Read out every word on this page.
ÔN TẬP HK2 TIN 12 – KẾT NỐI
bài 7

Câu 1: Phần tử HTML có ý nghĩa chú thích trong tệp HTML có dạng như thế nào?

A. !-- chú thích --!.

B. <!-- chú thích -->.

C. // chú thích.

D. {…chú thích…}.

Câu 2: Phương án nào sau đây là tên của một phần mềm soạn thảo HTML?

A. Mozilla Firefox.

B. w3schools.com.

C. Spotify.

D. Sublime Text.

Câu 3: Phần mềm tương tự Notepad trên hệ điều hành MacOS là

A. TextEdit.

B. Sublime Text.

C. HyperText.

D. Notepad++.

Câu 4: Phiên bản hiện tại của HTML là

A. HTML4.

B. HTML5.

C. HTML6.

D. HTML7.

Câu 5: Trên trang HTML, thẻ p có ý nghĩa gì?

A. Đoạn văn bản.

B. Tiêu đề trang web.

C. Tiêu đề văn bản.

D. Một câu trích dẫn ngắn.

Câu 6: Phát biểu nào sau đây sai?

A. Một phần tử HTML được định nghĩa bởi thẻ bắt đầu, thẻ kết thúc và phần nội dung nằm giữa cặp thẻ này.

:::::

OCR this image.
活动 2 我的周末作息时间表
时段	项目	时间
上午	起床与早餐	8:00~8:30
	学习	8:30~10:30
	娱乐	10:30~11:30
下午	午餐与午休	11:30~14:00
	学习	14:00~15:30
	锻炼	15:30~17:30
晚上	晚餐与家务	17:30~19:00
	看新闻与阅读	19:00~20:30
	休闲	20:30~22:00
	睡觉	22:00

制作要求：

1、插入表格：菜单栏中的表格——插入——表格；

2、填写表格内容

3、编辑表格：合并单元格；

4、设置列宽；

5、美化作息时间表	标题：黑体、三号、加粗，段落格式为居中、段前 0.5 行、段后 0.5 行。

:::::

● **What the exercise asks**
Show all lines from the data above in which the word "this" appears.

● **Problem solution**
Read out every word on this page.
OCR this image.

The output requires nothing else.